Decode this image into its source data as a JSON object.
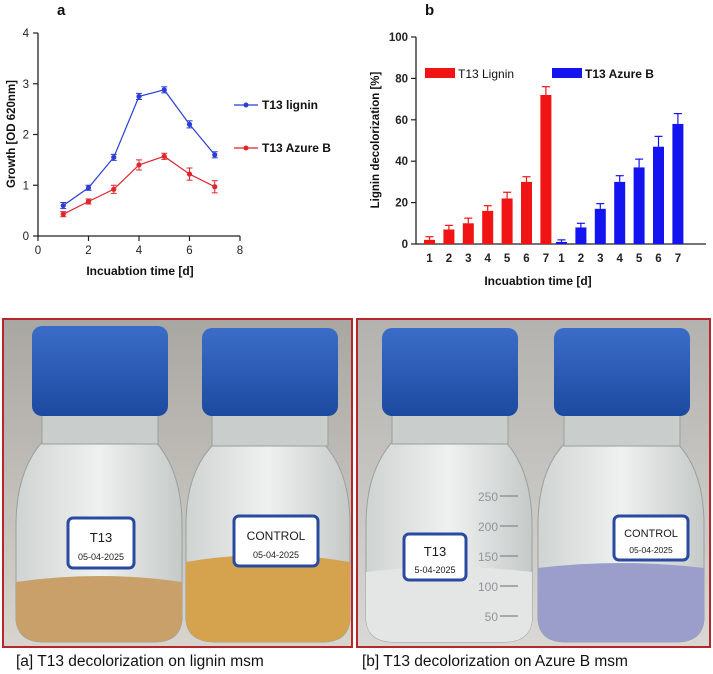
{
  "panel_letters": {
    "a": "a",
    "b": "b"
  },
  "chart_data": [
    {
      "type": "line",
      "xlabel": "Incuabtion time [d]",
      "ylabel": "Growth [OD 620nm]",
      "xlim": [
        0,
        8
      ],
      "ylim": [
        0,
        4
      ],
      "xticks": [
        "0",
        "2",
        "4",
        "6",
        "8"
      ],
      "yticks": [
        "0",
        "1",
        "2",
        "3",
        "4"
      ],
      "legend_position": "right",
      "series": [
        {
          "name": "T13 lignin",
          "color": "#2b3fd6",
          "x": [
            1,
            2,
            3,
            4,
            5,
            6,
            7
          ],
          "y": [
            0.6,
            0.95,
            1.55,
            2.75,
            2.88,
            2.2,
            1.6
          ],
          "err": [
            0.06,
            0.05,
            0.06,
            0.06,
            0.06,
            0.07,
            0.06
          ]
        },
        {
          "name": "T13 Azure B",
          "color": "#e0262b",
          "x": [
            1,
            2,
            3,
            4,
            5,
            6,
            7
          ],
          "y": [
            0.43,
            0.68,
            0.92,
            1.4,
            1.57,
            1.22,
            0.97
          ],
          "err": [
            0.05,
            0.05,
            0.08,
            0.1,
            0.06,
            0.12,
            0.12
          ]
        }
      ]
    },
    {
      "type": "bar",
      "xlabel": "Incuabtion time [d]",
      "ylabel": "Lignin decolorization [%]",
      "ylim": [
        0,
        100
      ],
      "yticks": [
        "0",
        "20",
        "40",
        "60",
        "80",
        "100"
      ],
      "legend_position": "top",
      "series": [
        {
          "name": "T13 Lignin",
          "color": "#f01414",
          "categories": [
            "1",
            "2",
            "3",
            "4",
            "5",
            "6",
            "7"
          ],
          "values": [
            2,
            7,
            10,
            16,
            22,
            30,
            72
          ],
          "err": [
            1.5,
            2,
            2.5,
            2.5,
            3,
            2.5,
            4
          ]
        },
        {
          "name": "T13 Azure B",
          "color": "#1414f0",
          "categories": [
            "1",
            "2",
            "3",
            "4",
            "5",
            "6",
            "7"
          ],
          "values": [
            1,
            8,
            17,
            30,
            37,
            47,
            58
          ],
          "err": [
            1,
            2,
            2.5,
            3,
            4,
            5,
            5
          ]
        }
      ]
    }
  ],
  "photos": [
    {
      "caption": "[a] T13 decolorization on lignin msm",
      "bottles": [
        {
          "label_line1": "T13",
          "label_line2": "05-04-2025",
          "liquid": "#c9a06a"
        },
        {
          "label_line1": "CONTROL",
          "label_line2": "05-04-2025",
          "liquid": "#d5a24e"
        }
      ]
    },
    {
      "caption": "[b] T13 decolorization on Azure B msm",
      "bottles": [
        {
          "label_line1": "T13",
          "label_line2": "5-04-2025",
          "liquid": "#e4e6e6"
        },
        {
          "label_line1": "CONTROL",
          "label_line2": "05-04-2025",
          "liquid": "#9b9ecb"
        }
      ],
      "scale_marks": [
        "250",
        "200",
        "150",
        "100",
        "50"
      ]
    }
  ]
}
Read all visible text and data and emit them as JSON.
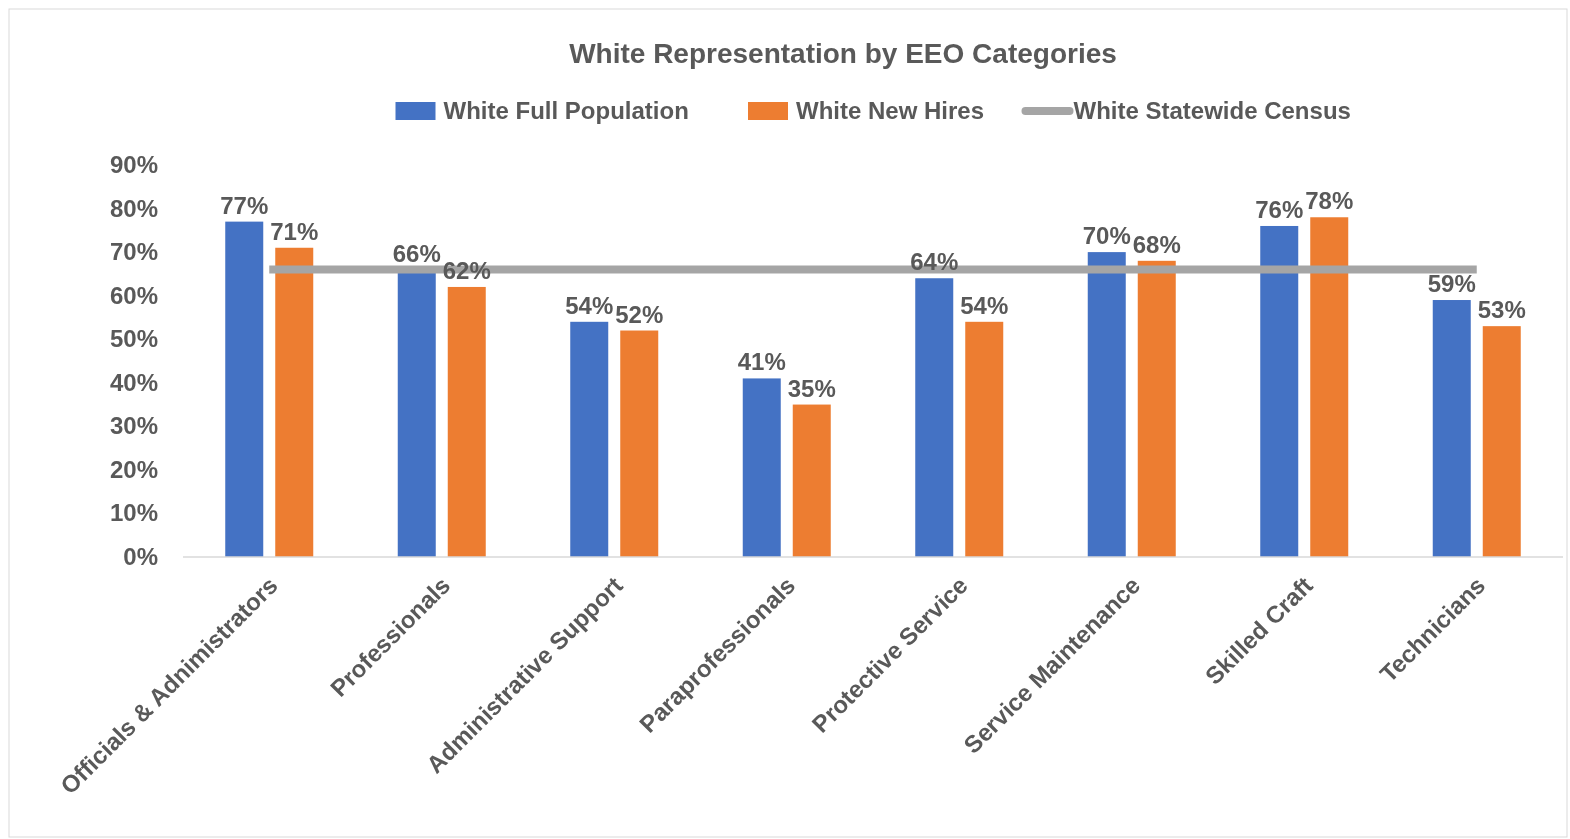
{
  "chart_data": {
    "type": "bar",
    "title": "White Representation by EEO Categories",
    "categories": [
      "Officials & Adnimistrators",
      "Professionals",
      "Administrative Support",
      "Paraprofessionals",
      "Protective Service",
      "Service Maintenance",
      "Skilled Craft",
      "Technicians"
    ],
    "series": [
      {
        "name": "White Full Population",
        "color": "#4472c4",
        "values": [
          77,
          66,
          54,
          41,
          64,
          70,
          76,
          59
        ],
        "value_labels": [
          "77%",
          "66%",
          "54%",
          "41%",
          "64%",
          "70%",
          "76%",
          "59%"
        ]
      },
      {
        "name": "White New Hires",
        "color": "#ed7d31",
        "values": [
          71,
          62,
          52,
          35,
          54,
          68,
          78,
          53
        ],
        "value_labels": [
          "71%",
          "62%",
          "52%",
          "35%",
          "54%",
          "68%",
          "78%",
          "53%"
        ]
      },
      {
        "name": "White Statewide Census",
        "type": "line",
        "color": "#a5a5a5",
        "values": [
          66,
          66,
          66,
          66,
          66,
          66,
          66,
          66
        ]
      }
    ],
    "ylim": [
      0,
      90
    ],
    "yticks": [
      {
        "value": 0,
        "label": "0%"
      },
      {
        "value": 10,
        "label": "10%"
      },
      {
        "value": 20,
        "label": "20%"
      },
      {
        "value": 30,
        "label": "30%"
      },
      {
        "value": 40,
        "label": "40%"
      },
      {
        "value": 50,
        "label": "50%"
      },
      {
        "value": 60,
        "label": "60%"
      },
      {
        "value": 70,
        "label": "70%"
      },
      {
        "value": 80,
        "label": "80%"
      },
      {
        "value": 90,
        "label": "90%"
      }
    ],
    "grid": false,
    "legend": "top"
  }
}
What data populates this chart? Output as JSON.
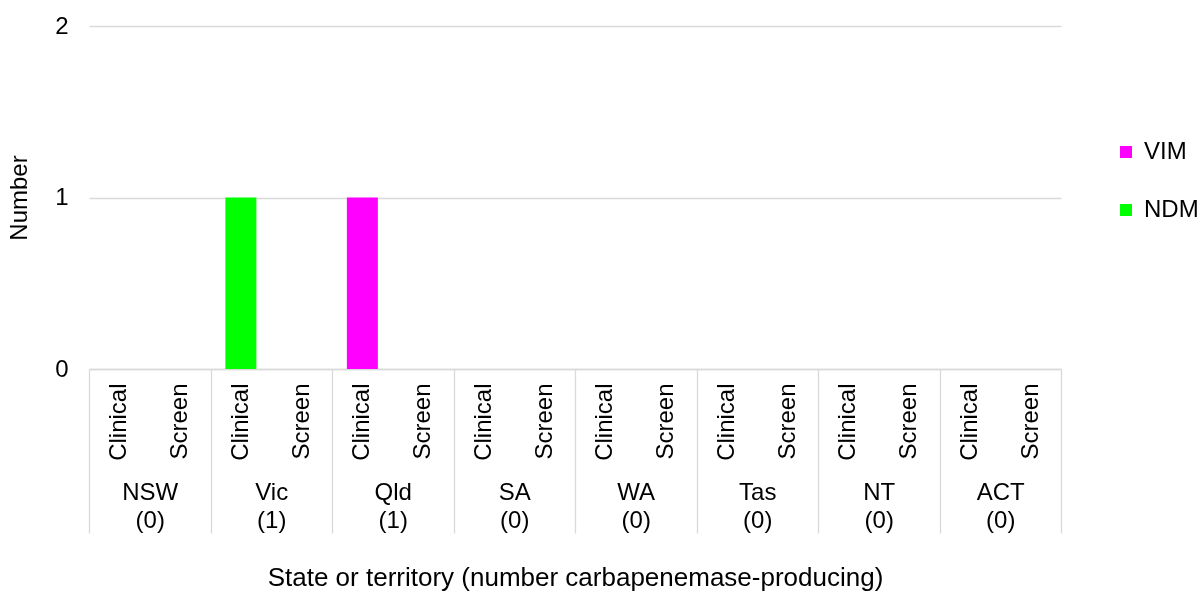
{
  "chart_data": {
    "type": "bar",
    "stacked": true,
    "categories": [
      "Clinical",
      "Screen",
      "Clinical",
      "Screen",
      "Clinical",
      "Screen",
      "Clinical",
      "Screen",
      "Clinical",
      "Screen",
      "Clinical",
      "Screen",
      "Clinical",
      "Screen",
      "Clinical",
      "Screen"
    ],
    "series": [
      {
        "name": "NDM",
        "color": "#00ff00",
        "values": [
          0,
          0,
          1,
          0,
          0,
          0,
          0,
          0,
          0,
          0,
          0,
          0,
          0,
          0,
          0,
          0
        ]
      },
      {
        "name": "VIM",
        "color": "#ff00ff",
        "values": [
          0,
          0,
          0,
          0,
          1,
          0,
          0,
          0,
          0,
          0,
          0,
          0,
          0,
          0,
          0,
          0
        ]
      }
    ],
    "xlabel": "State or territory (number carbapenemase-producing)",
    "ylabel": "Number",
    "ylim": [
      0,
      2
    ],
    "yticks": [
      0,
      1,
      2
    ],
    "grid": "y",
    "legend": "right",
    "annotations": [
      "NSW (0)",
      "Vic (1)",
      "Qld (1)",
      "SA (0)",
      "WA (0)",
      "Tas (0)",
      "NT (0)",
      "ACT (0)"
    ]
  }
}
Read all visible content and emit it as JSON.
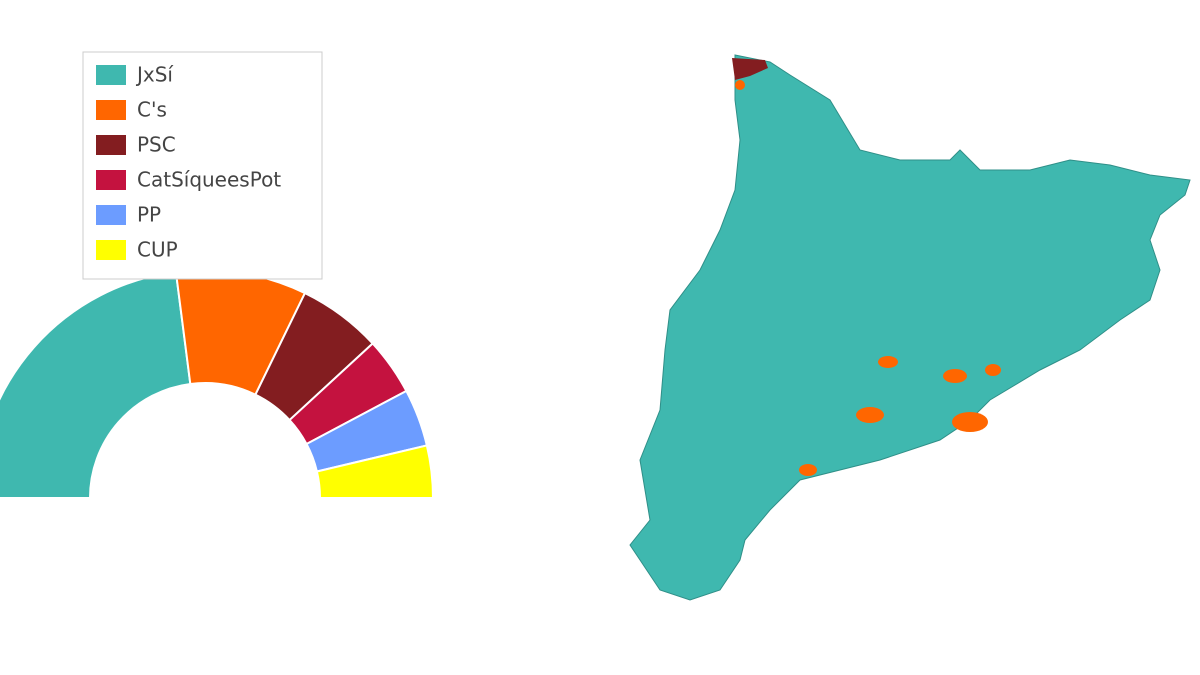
{
  "chart_data": {
    "type": "donut",
    "categories": [
      "JxSí",
      "C's",
      "PSC",
      "CatSíqueesPot",
      "PP",
      "CUP"
    ],
    "values": [
      62,
      25,
      16,
      11,
      11,
      10
    ],
    "colors": [
      "#3fb8af",
      "#ff6600",
      "#831d20",
      "#c4123f",
      "#6c9cff",
      "#ffff00"
    ],
    "legend": "top-left"
  }
}
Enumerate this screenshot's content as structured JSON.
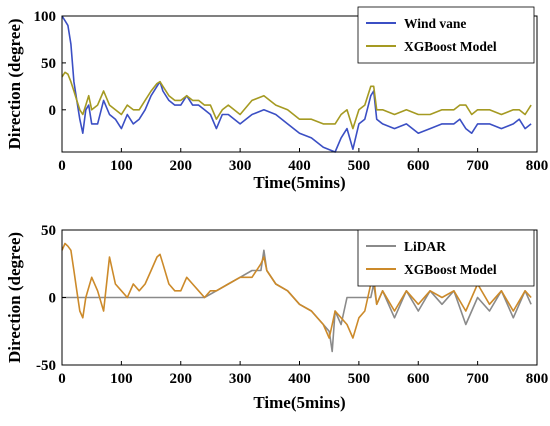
{
  "chart_data": [
    {
      "type": "line",
      "xlabel": "Time(5mins)",
      "ylabel": "Direction (degree)",
      "xlim": [
        0,
        800
      ],
      "ylim": [
        -45,
        100
      ],
      "xticks": [
        0,
        100,
        200,
        300,
        400,
        500,
        600,
        700,
        800
      ],
      "yticks": [
        0,
        50,
        100
      ],
      "grid": false,
      "legend_position": "top-right",
      "series": [
        {
          "name": "Wind vane",
          "color": "#3b4fc4",
          "x": [
            0,
            5,
            10,
            15,
            20,
            25,
            30,
            35,
            40,
            45,
            50,
            60,
            70,
            80,
            90,
            100,
            110,
            120,
            130,
            140,
            150,
            160,
            165,
            170,
            180,
            190,
            200,
            210,
            220,
            230,
            240,
            250,
            260,
            270,
            280,
            300,
            320,
            340,
            360,
            380,
            400,
            420,
            440,
            460,
            470,
            480,
            490,
            500,
            510,
            520,
            525,
            530,
            540,
            560,
            580,
            600,
            620,
            640,
            660,
            670,
            680,
            690,
            700,
            720,
            740,
            760,
            770,
            780,
            790
          ],
          "y": [
            100,
            95,
            90,
            70,
            30,
            10,
            -10,
            -25,
            0,
            5,
            -15,
            -15,
            10,
            -5,
            -10,
            -20,
            -5,
            -15,
            -10,
            0,
            15,
            25,
            30,
            20,
            10,
            5,
            5,
            15,
            5,
            5,
            0,
            -5,
            -20,
            -5,
            -5,
            -15,
            -5,
            0,
            -5,
            -15,
            -25,
            -30,
            -40,
            -45,
            -30,
            -20,
            -42,
            -15,
            -10,
            15,
            20,
            -10,
            -15,
            -20,
            -15,
            -25,
            -20,
            -15,
            -15,
            -10,
            -20,
            -25,
            -15,
            -15,
            -20,
            -15,
            -10,
            -20,
            -15
          ]
        },
        {
          "name": "XGBoost Model",
          "color": "#a59a22",
          "x": [
            0,
            5,
            10,
            15,
            20,
            25,
            30,
            35,
            40,
            45,
            50,
            60,
            70,
            80,
            90,
            100,
            110,
            120,
            130,
            140,
            150,
            160,
            165,
            170,
            180,
            190,
            200,
            210,
            220,
            230,
            240,
            250,
            260,
            270,
            280,
            300,
            320,
            340,
            360,
            380,
            400,
            420,
            440,
            460,
            470,
            480,
            490,
            500,
            510,
            520,
            525,
            530,
            540,
            560,
            580,
            600,
            620,
            640,
            660,
            670,
            680,
            690,
            700,
            720,
            740,
            760,
            770,
            780,
            790
          ],
          "y": [
            35,
            40,
            38,
            30,
            20,
            10,
            0,
            -5,
            5,
            15,
            0,
            5,
            20,
            5,
            0,
            -5,
            5,
            0,
            0,
            10,
            20,
            28,
            30,
            25,
            15,
            10,
            10,
            15,
            10,
            10,
            5,
            5,
            -10,
            0,
            5,
            -5,
            10,
            15,
            5,
            0,
            -10,
            -10,
            -15,
            -15,
            -5,
            0,
            -20,
            0,
            5,
            25,
            25,
            0,
            0,
            -5,
            0,
            -5,
            -5,
            0,
            0,
            5,
            5,
            -5,
            0,
            0,
            -5,
            0,
            0,
            -5,
            5
          ]
        }
      ]
    },
    {
      "type": "line",
      "xlabel": "Time(5mins)",
      "ylabel": "Direction (degree)",
      "xlim": [
        0,
        800
      ],
      "ylim": [
        -50,
        50
      ],
      "xticks": [
        0,
        100,
        200,
        300,
        400,
        500,
        600,
        700,
        800
      ],
      "yticks": [
        -50,
        0,
        50
      ],
      "grid": false,
      "legend_position": "top-right",
      "series": [
        {
          "name": "LiDAR",
          "color": "#8a8a8a",
          "x": [
            0,
            20,
            40,
            60,
            80,
            100,
            120,
            140,
            160,
            180,
            200,
            220,
            240,
            260,
            280,
            300,
            320,
            335,
            340,
            345,
            360,
            380,
            400,
            420,
            440,
            450,
            455,
            460,
            465,
            470,
            480,
            490,
            500,
            510,
            520,
            525,
            530,
            540,
            560,
            580,
            600,
            620,
            640,
            660,
            680,
            700,
            720,
            740,
            760,
            780,
            790
          ],
          "y": [
            0,
            0,
            0,
            0,
            0,
            0,
            0,
            0,
            0,
            0,
            0,
            0,
            0,
            5,
            10,
            15,
            20,
            20,
            35,
            20,
            10,
            5,
            -5,
            -10,
            -20,
            -25,
            -40,
            -10,
            -15,
            -20,
            0,
            0,
            0,
            0,
            0,
            10,
            -5,
            5,
            -15,
            5,
            -10,
            5,
            -5,
            5,
            -20,
            0,
            -10,
            5,
            -15,
            5,
            -5
          ]
        },
        {
          "name": "XGBoost Model",
          "color": "#cc8a2a",
          "x": [
            0,
            5,
            10,
            15,
            20,
            25,
            30,
            35,
            40,
            50,
            60,
            70,
            80,
            90,
            100,
            110,
            120,
            130,
            140,
            150,
            160,
            165,
            170,
            180,
            190,
            200,
            210,
            220,
            230,
            240,
            250,
            260,
            280,
            300,
            320,
            335,
            340,
            345,
            360,
            380,
            400,
            420,
            440,
            450,
            455,
            460,
            470,
            480,
            490,
            500,
            510,
            520,
            525,
            530,
            540,
            560,
            580,
            600,
            620,
            640,
            660,
            680,
            700,
            720,
            740,
            760,
            780,
            790
          ],
          "y": [
            35,
            40,
            38,
            35,
            20,
            5,
            -10,
            -15,
            0,
            15,
            5,
            -10,
            30,
            10,
            5,
            0,
            10,
            5,
            10,
            20,
            30,
            32,
            25,
            10,
            5,
            5,
            15,
            10,
            5,
            0,
            5,
            5,
            10,
            15,
            15,
            25,
            30,
            20,
            10,
            5,
            -5,
            -10,
            -20,
            -30,
            -20,
            -10,
            -15,
            -20,
            -30,
            -15,
            -10,
            10,
            15,
            -5,
            5,
            -10,
            5,
            -5,
            5,
            0,
            5,
            -10,
            10,
            -5,
            5,
            -10,
            5,
            0
          ]
        }
      ]
    }
  ]
}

| Brief |
Find the word "liquid" in the data and show each line that holds it.

| Result of this task |
          "liquid": "#c9a06a"
          "liquid": "#d5a24e"
          "liquid": "#e4e6e6"
          "liquid": "#9b9ecb"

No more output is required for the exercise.